Passage -
※ ※ ※

Create scripts/hello_flexarm.yaml:

name: hello_flexarm
description: "First FlexArm script — experience clicking, swiping, waiting"

steps:
  # 1. Click center of screen
  - action: click
    x: 0.5
    y: 0.5

  # 2. Wait 1 second
  - action: wait
    seconds: 1

  # 3. Click bottom of screen (back navigation)
  - action: click
    x: 0.5
    y: 0.95

  # 4. Wait 2 seconds
  - action: wait
    seconds: 2

  # 5. Large swipe up (page turn)
  - action: swipe_up
    large: true

  # 6. Wait 1 second
  - action: wait
    seconds: 1

  # 7. Small swipe down
  - action: swipe_down
    large: false

  # 8. Click top-right corner
  - action: click
    x: 0.85
    y: 0.1

Run it:

curl -X POST http://127.0.0.1:7826/api/run_script \
  -H "Content-Type: application/json" \
  -d '{"path": "scripts/hello_flexarm.yaml"}'

The example above only needs calibration — no icon templates or page config required.

※ ※ ※

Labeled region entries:
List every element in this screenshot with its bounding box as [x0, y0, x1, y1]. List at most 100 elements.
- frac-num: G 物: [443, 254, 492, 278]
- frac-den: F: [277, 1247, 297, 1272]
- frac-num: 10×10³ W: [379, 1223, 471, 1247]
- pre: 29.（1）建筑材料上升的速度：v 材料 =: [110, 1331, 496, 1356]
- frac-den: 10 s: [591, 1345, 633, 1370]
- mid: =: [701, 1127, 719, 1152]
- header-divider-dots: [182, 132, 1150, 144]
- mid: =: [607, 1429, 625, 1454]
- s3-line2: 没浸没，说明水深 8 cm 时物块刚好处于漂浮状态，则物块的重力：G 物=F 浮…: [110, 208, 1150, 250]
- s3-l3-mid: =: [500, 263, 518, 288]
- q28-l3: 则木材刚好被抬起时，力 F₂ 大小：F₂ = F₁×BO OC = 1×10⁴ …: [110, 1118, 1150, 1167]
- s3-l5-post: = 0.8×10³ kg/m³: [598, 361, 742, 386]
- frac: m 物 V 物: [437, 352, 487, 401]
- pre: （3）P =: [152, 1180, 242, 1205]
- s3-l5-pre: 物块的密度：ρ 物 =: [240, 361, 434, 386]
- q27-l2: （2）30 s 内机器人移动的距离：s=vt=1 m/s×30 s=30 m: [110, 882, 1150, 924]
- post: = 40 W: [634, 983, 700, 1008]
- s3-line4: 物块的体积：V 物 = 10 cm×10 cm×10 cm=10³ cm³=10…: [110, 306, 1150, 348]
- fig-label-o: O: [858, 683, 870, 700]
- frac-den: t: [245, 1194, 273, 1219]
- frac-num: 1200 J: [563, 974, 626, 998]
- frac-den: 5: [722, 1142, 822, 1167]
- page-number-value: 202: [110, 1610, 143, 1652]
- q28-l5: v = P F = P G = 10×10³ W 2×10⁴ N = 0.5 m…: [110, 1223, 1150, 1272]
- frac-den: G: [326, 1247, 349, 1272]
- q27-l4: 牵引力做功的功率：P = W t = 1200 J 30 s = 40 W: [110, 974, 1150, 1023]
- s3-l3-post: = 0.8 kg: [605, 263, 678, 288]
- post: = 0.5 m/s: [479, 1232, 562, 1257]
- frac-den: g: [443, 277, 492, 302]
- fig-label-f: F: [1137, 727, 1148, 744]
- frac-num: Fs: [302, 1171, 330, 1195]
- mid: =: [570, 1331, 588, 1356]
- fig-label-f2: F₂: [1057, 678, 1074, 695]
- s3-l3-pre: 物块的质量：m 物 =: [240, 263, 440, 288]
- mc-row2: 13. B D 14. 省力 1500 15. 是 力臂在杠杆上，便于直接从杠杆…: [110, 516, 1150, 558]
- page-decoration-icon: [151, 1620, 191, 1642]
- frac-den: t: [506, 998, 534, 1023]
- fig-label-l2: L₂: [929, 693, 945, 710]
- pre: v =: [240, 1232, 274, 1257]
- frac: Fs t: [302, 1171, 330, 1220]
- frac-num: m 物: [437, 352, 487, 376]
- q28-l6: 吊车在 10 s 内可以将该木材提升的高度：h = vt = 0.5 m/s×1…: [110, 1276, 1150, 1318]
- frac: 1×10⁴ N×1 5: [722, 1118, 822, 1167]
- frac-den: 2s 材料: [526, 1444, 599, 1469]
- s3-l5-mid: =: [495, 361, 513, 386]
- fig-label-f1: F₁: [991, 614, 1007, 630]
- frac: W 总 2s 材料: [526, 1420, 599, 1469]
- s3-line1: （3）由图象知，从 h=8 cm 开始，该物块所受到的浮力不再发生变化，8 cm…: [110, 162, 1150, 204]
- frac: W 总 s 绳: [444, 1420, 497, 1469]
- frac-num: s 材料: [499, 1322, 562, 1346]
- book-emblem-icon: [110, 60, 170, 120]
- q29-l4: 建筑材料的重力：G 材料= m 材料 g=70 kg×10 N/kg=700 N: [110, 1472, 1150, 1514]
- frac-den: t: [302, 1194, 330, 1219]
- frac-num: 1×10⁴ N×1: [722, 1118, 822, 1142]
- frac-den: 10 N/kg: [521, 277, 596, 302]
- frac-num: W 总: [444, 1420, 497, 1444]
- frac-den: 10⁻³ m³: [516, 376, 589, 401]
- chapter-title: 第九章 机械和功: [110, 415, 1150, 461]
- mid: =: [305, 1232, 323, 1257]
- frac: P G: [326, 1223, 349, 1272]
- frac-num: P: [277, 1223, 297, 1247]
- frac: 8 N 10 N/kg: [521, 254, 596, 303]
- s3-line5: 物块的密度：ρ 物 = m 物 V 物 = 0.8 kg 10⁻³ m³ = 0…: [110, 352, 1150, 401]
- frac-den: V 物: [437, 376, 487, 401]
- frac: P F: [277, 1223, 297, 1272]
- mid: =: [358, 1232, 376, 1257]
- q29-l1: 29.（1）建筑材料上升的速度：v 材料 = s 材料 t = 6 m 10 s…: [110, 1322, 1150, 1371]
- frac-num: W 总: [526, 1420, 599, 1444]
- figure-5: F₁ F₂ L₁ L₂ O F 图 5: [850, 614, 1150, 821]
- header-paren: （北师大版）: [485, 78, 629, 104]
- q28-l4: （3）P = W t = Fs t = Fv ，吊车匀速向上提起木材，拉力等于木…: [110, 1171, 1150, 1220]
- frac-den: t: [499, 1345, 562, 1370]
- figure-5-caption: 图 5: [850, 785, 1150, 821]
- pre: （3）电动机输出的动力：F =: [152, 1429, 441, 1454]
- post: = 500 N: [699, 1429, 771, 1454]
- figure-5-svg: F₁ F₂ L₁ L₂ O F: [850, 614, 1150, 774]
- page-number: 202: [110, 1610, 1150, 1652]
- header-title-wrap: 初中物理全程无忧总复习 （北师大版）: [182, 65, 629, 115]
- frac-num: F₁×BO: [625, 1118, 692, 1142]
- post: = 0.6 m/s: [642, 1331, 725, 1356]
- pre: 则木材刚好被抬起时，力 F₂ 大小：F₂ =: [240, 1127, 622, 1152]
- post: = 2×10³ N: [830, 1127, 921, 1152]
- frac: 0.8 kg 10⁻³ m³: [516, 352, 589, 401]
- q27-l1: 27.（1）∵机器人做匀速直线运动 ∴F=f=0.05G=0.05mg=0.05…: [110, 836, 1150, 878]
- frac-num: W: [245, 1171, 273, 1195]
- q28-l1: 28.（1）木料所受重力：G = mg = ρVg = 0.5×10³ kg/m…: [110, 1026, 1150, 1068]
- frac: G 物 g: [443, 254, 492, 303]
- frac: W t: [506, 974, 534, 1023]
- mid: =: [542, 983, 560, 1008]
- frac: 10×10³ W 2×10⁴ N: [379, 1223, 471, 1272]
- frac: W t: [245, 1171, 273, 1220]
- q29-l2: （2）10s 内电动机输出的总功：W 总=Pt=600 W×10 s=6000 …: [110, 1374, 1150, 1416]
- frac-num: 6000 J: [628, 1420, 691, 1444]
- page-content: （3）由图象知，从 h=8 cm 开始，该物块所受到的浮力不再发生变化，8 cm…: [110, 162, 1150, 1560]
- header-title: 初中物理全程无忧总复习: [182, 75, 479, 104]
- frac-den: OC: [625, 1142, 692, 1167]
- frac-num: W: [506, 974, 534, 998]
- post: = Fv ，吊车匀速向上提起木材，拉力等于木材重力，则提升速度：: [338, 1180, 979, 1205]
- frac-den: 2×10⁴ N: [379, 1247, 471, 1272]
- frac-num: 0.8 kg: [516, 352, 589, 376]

※ ※ ※

Required tasks -
1) In the FlexArm tutorial, how many seconds does the script wait in step 4?
2) In the FlexArm tutorial, step 3 of the script clicks at x 0.5 and y 0.95. Explain what that click is meant to do and why it lands there, using only what the tutorial states.
3) Pick up the FlexArm tutorial from its last sentence and continue.
You won't need the rows for this.

Results -
1) Two seconds.

2) Step 3 is a back-navigation click. Its comment says it clicks the bottom of the screen for that purpose, so the y value of 0.95 places the tap near the bottom edge and the x value of 0.5 keeps it centered.

3)
To learn more advanced actions (icon clicks, OCR text clicks, page switching, conditional branches), continue reading to understand icon templates and page definitions.

Configuration: Teach the Program About Your Phone

Phone Desktop Config — `scripts/configs/app_desktop.yaml`

Required, filename is fixed as app_desktop.yaml. The program uses it to identify pages on the phone desktop.

app_name: Phone Desktop

pages:
  - name: desktop_page0           # Page name, arbitrary string
    min_match: 2                  # At least 2 features must match
    must_features:                # Required (all must pass)
      - name: Phone
        type: image
        path: icons/app_phone.png
        mask: false               # false=4-corner sampling, loose matching
      - name: Camera
        type: image
        path: icons/app_camera.png
        mask: false
    features:                     # Optional (need min_match to pass)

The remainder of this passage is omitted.